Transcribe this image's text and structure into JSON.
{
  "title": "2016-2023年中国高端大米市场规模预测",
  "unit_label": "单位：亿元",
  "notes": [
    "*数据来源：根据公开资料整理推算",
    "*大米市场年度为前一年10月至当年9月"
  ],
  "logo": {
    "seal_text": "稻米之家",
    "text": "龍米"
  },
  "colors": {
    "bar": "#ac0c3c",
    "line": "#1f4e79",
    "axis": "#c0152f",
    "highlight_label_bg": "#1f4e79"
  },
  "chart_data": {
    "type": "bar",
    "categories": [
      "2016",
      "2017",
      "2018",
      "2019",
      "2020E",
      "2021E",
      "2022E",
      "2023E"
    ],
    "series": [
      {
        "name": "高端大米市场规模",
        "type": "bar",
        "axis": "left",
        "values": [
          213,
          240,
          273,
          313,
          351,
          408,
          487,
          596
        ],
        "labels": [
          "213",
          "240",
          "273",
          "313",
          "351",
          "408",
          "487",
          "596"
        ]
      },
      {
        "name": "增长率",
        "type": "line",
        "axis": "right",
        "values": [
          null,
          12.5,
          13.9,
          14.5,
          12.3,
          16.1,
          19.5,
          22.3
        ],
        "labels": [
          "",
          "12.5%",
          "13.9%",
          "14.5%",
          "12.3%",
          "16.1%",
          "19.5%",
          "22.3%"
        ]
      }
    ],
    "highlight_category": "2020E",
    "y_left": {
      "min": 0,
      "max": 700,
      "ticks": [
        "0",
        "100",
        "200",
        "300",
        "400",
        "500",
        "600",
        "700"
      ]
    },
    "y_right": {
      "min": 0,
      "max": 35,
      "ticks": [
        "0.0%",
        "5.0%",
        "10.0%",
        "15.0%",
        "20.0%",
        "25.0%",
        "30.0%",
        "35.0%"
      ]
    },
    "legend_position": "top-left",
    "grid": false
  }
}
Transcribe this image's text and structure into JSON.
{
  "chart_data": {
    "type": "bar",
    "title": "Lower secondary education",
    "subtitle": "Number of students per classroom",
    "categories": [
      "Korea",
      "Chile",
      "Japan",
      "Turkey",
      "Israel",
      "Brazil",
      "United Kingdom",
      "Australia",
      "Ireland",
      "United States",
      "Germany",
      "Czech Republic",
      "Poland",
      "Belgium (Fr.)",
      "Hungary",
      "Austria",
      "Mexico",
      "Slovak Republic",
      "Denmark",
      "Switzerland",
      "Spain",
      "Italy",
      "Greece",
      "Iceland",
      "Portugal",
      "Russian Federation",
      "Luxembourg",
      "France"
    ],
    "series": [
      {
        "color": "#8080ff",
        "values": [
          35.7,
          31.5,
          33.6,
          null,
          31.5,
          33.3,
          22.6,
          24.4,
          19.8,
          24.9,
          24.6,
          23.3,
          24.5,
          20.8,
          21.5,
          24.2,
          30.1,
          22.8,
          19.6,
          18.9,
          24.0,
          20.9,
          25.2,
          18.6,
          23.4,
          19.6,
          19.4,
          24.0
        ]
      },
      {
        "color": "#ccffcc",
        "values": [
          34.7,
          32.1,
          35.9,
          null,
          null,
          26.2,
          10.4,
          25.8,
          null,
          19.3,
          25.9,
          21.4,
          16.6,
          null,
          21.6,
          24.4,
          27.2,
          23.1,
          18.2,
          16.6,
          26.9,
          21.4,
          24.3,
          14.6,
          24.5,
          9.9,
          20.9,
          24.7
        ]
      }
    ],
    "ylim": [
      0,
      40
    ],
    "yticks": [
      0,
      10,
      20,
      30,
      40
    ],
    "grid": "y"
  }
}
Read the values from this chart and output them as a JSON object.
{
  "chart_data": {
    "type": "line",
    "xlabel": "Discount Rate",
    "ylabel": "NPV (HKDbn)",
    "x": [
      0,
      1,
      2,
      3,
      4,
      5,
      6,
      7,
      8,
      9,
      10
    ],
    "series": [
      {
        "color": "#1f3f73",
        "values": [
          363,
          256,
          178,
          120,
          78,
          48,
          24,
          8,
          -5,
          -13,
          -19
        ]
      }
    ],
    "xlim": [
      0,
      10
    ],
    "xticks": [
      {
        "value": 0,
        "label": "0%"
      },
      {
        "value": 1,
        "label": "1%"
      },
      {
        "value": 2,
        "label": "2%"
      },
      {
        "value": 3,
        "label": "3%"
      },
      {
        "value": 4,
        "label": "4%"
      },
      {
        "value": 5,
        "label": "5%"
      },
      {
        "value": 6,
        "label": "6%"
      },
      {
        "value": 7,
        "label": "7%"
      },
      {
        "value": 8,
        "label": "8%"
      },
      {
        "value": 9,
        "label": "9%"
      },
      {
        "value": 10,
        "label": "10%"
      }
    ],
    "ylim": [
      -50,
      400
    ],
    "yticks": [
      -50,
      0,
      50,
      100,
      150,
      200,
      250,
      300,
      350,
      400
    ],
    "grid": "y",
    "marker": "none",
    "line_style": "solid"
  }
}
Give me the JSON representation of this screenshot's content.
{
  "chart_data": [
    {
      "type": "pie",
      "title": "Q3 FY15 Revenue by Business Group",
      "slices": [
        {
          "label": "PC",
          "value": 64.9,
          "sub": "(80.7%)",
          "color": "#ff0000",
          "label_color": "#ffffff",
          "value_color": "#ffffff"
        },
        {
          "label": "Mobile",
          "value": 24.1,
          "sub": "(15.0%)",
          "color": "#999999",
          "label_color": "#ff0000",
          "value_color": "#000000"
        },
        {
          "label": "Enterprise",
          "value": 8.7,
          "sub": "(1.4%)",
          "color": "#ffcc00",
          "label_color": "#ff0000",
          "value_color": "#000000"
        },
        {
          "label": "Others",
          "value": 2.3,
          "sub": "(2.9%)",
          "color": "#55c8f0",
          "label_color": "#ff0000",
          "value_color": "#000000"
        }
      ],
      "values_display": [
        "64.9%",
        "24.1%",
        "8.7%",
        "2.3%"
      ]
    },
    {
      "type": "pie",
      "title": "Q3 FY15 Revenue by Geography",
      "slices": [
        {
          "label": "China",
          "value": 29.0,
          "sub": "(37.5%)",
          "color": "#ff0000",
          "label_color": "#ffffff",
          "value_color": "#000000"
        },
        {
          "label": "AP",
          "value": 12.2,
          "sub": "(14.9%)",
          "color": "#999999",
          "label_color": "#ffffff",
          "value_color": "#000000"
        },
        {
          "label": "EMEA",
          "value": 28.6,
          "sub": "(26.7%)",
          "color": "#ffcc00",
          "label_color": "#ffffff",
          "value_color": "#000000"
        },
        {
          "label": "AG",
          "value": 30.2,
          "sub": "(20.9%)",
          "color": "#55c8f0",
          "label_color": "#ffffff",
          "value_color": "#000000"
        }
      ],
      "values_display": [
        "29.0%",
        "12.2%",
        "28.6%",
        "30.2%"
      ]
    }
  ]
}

Goal
Give an exact copy of all the data shown above.

Response for this exercise
Transcribe this image's text and structure into JSON.
{
  "title": "2016-2023年中国高端大米市场规模预测",
  "unit_label": "单位：亿元",
  "notes": [
    "*数据来源：根据公开资料整理推算",
    "*大米市场年度为前一年10月至当年9月"
  ],
  "logo": {
    "seal_text": "稻米之家",
    "text": "龍米"
  },
  "colors": {
    "bar": "#ac0c3c",
    "line": "#1f4e79",
    "axis": "#c0152f",
    "highlight_label_bg": "#1f4e79"
  },
  "chart_data": {
    "type": "bar",
    "categories": [
      "2016",
      "2017",
      "2018",
      "2019",
      "2020E",
      "2021E",
      "2022E",
      "2023E"
    ],
    "series": [
      {
        "name": "高端大米市场规模",
        "type": "bar",
        "axis": "left",
        "values": [
          213,
          240,
          273,
          313,
          351,
          408,
          487,
          596
        ],
        "labels": [
          "213",
          "240",
          "273",
          "313",
          "351",
          "408",
          "487",
          "596"
        ]
      },
      {
        "name": "增长率",
        "type": "line",
        "axis": "right",
        "values": [
          null,
          12.5,
          13.9,
          14.5,
          12.3,
          16.1,
          19.5,
          22.3
        ],
        "labels": [
          "",
          "12.5%",
          "13.9%",
          "14.5%",
          "12.3%",
          "16.1%",
          "19.5%",
          "22.3%"
        ]
      }
    ],
    "highlight_category": "2020E",
    "y_left": {
      "min": 0,
      "max": 700,
      "ticks": [
        "0",
        "100",
        "200",
        "300",
        "400",
        "500",
        "600",
        "700"
      ]
    },
    "y_right": {
      "min": 0,
      "max": 35,
      "ticks": [
        "0.0%",
        "5.0%",
        "10.0%",
        "15.0%",
        "20.0%",
        "25.0%",
        "30.0%",
        "35.0%"
      ]
    },
    "legend_position": "top-left",
    "grid": false
  }
}
Transcribe this image's text and structure into JSON.
{
  "chart_data": {
    "type": "bar",
    "title": "Lower secondary education",
    "subtitle": "Number of students per classroom",
    "categories": [
      "Korea",
      "Chile",
      "Japan",
      "Turkey",
      "Israel",
      "Brazil",
      "United Kingdom",
      "Australia",
      "Ireland",
      "United States",
      "Germany",
      "Czech Republic",
      "Poland",
      "Belgium (Fr.)",
      "Hungary",
      "Austria",
      "Mexico",
      "Slovak Republic",
      "Denmark",
      "Switzerland",
      "Spain",
      "Italy",
      "Greece",
      "Iceland",
      "Portugal",
      "Russian Federation",
      "Luxembourg",
      "France"
    ],
    "series": [
      {
        "color": "#8080ff",
        "values": [
          35.7,
          31.5,
          33.6,
          null,
          31.5,
          33.3,
          22.6,
          24.4,
          19.8,
          24.9,
          24.6,
          23.3,
          24.5,
          20.8,
          21.5,
          24.2,
          30.1,
          22.8,
          19.6,
          18.9,
          24.0,
          20.9,
          25.2,
          18.6,
          23.4,
          19.6,
          19.4,
          24.0
        ]
      },
      {
        "color": "#ccffcc",
        "values": [
          34.7,
          32.1,
          35.9,
          null,
          null,
          26.2,
          10.4,
          25.8,
          null,
          19.3,
          25.9,
          21.4,
          16.6,
          null,
          21.6,
          24.4,
          27.2,
          23.1,
          18.2,
          16.6,
          26.9,
          21.4,
          24.3,
          14.6,
          24.5,
          9.9,
          20.9,
          24.7
        ]
      }
    ],
    "ylim": [
      0,
      40
    ],
    "yticks": [
      0,
      10,
      20,
      30,
      40
    ],
    "grid": "y"
  }
}
Read the values from this chart and output them as a JSON object.
{
  "chart_data": {
    "type": "line",
    "xlabel": "Discount Rate",
    "ylabel": "NPV (HKDbn)",
    "x": [
      0,
      1,
      2,
      3,
      4,
      5,
      6,
      7,
      8,
      9,
      10
    ],
    "series": [
      {
        "color": "#1f3f73",
        "values": [
          363,
          256,
          178,
          120,
          78,
          48,
          24,
          8,
          -5,
          -13,
          -19
        ]
      }
    ],
    "xlim": [
      0,
      10
    ],
    "xticks": [
      {
        "value": 0,
        "label": "0%"
      },
      {
        "value": 1,
        "label": "1%"
      },
      {
        "value": 2,
        "label": "2%"
      },
      {
        "value": 3,
        "label": "3%"
      },
      {
        "value": 4,
        "label": "4%"
      },
      {
        "value": 5,
        "label": "5%"
      },
      {
        "value": 6,
        "label": "6%"
      },
      {
        "value": 7,
        "label": "7%"
      },
      {
        "value": 8,
        "label": "8%"
      },
      {
        "value": 9,
        "label": "9%"
      },
      {
        "value": 10,
        "label": "10%"
      }
    ],
    "ylim": [
      -50,
      400
    ],
    "yticks": [
      -50,
      0,
      50,
      100,
      150,
      200,
      250,
      300,
      350,
      400
    ],
    "grid": "y",
    "marker": "none",
    "line_style": "solid"
  }
}
Give me the JSON representation of this screenshot's content.
{
  "chart_data": [
    {
      "type": "pie",
      "title": "Q3 FY15 Revenue by Business Group",
      "slices": [
        {
          "label": "PC",
          "value": 64.9,
          "sub": "(80.7%)",
          "color": "#ff0000",
          "label_color": "#ffffff",
          "value_color": "#ffffff"
        },
        {
          "label": "Mobile",
          "value": 24.1,
          "sub": "(15.0%)",
          "color": "#999999",
          "label_color": "#ff0000",
          "value_color": "#000000"
        },
        {
          "label": "Enterprise",
          "value": 8.7,
          "sub": "(1.4%)",
          "color": "#ffcc00",
          "label_color": "#ff0000",
          "value_color": "#000000"
        },
        {
          "label": "Others",
          "value": 2.3,
          "sub": "(2.9%)",
          "color": "#55c8f0",
          "label_color": "#ff0000",
          "value_color": "#000000"
        }
      ],
      "values_display": [
        "64.9%",
        "24.1%",
        "8.7%",
        "2.3%"
      ]
    },
    {
      "type": "pie",
      "title": "Q3 FY15 Revenue by Geography",
      "slices": [
        {
          "label": "China",
          "value": 29.0,
          "sub": "(37.5%)",
          "color": "#ff0000",
          "label_color": "#ffffff",
          "value_color": "#000000"
        },
        {
          "label": "AP",
          "value": 12.2,
          "sub": "(14.9%)",
          "color": "#999999",
          "label_color": "#ffffff",
          "value_color": "#000000"
        },
        {
          "label": "EMEA",
          "value": 28.6,
          "sub": "(26.7%)",
          "color": "#ffcc00",
          "label_color": "#ffffff",
          "value_color": "#000000"
        },
        {
          "label": "AG",
          "value": 30.2,
          "sub": "(20.9%)",
          "color": "#55c8f0",
          "label_color": "#ffffff",
          "value_color": "#000000"
        }
      ],
      "values_display": [
        "29.0%",
        "12.2%",
        "28.6%",
        "30.2%"
      ]
    }
  ]
}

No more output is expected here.